Stored items from a collection:
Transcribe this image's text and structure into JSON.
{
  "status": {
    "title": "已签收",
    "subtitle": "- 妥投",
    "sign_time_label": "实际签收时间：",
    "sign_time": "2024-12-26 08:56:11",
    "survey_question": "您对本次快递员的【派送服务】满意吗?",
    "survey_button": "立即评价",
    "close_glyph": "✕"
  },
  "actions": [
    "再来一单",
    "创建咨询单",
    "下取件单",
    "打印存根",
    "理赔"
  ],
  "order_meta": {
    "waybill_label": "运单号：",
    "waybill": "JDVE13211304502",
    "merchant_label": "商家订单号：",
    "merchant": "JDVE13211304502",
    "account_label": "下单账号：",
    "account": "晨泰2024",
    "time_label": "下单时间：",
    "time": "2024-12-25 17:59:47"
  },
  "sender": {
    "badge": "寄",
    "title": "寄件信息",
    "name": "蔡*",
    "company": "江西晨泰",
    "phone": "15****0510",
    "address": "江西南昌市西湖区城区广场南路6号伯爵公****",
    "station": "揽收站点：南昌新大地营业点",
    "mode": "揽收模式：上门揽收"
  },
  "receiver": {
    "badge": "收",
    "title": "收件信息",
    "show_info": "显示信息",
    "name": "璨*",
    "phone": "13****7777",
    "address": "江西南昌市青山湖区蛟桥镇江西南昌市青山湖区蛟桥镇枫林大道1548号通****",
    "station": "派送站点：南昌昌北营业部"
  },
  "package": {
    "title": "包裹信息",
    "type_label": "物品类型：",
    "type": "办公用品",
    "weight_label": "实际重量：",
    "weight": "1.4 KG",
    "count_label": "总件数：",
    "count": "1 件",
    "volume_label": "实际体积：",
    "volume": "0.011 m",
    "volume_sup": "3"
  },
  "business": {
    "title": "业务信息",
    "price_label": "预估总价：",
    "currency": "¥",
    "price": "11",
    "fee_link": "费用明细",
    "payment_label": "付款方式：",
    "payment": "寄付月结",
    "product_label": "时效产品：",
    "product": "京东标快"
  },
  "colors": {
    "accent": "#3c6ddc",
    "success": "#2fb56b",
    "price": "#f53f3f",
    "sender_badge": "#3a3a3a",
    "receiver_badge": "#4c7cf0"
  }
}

---

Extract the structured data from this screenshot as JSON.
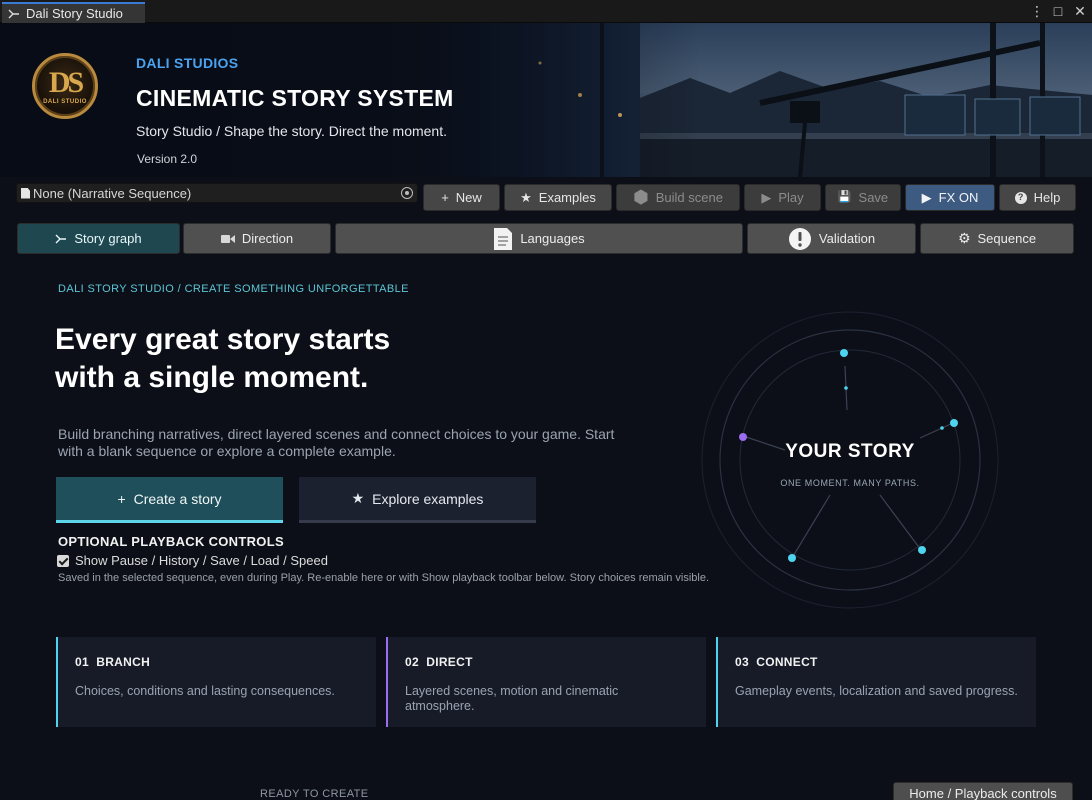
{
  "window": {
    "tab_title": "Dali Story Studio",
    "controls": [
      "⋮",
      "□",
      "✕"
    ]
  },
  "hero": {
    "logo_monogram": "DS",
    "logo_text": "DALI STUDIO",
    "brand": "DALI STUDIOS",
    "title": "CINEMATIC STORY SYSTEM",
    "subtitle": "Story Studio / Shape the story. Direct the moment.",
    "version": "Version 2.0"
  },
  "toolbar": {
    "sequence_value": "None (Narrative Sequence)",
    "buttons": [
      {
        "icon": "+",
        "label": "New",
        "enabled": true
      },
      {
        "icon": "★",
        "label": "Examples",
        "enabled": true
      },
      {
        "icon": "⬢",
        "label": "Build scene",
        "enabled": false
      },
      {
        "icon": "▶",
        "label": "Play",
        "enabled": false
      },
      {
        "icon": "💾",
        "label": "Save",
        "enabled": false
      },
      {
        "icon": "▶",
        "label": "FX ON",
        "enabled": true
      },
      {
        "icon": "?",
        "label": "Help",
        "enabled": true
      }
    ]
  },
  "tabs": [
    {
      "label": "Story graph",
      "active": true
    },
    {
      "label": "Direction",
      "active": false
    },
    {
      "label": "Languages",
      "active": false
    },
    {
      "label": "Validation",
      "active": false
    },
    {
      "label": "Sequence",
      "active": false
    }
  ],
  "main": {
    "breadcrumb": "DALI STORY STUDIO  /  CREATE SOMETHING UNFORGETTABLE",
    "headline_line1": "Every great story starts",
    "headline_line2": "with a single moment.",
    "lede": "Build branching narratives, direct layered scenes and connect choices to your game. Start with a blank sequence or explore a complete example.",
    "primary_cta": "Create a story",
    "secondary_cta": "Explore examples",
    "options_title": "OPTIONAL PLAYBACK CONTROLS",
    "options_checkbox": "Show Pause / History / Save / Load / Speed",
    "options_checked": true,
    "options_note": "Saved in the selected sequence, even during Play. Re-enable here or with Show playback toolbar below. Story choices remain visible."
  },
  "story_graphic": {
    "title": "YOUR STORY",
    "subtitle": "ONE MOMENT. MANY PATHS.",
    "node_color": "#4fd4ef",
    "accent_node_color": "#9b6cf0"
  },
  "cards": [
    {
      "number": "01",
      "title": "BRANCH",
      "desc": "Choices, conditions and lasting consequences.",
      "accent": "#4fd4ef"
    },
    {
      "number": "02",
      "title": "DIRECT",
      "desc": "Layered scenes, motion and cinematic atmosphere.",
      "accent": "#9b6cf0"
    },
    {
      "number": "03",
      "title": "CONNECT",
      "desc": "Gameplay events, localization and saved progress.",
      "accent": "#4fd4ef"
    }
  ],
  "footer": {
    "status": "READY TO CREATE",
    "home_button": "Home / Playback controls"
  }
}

— Given problem —
List every line above that holds the word "with".

— Final answer —
    "headline_line2": "with a single moment.",
    "lede": "Build branching narratives, direct layered scenes and connect choices to your game. Start with a blank sequence or explore a complete example.",
    "options_note": "Saved in the selected sequence, even during Play. Re-enable here or with Show playback toolbar below. Story choices remain visible."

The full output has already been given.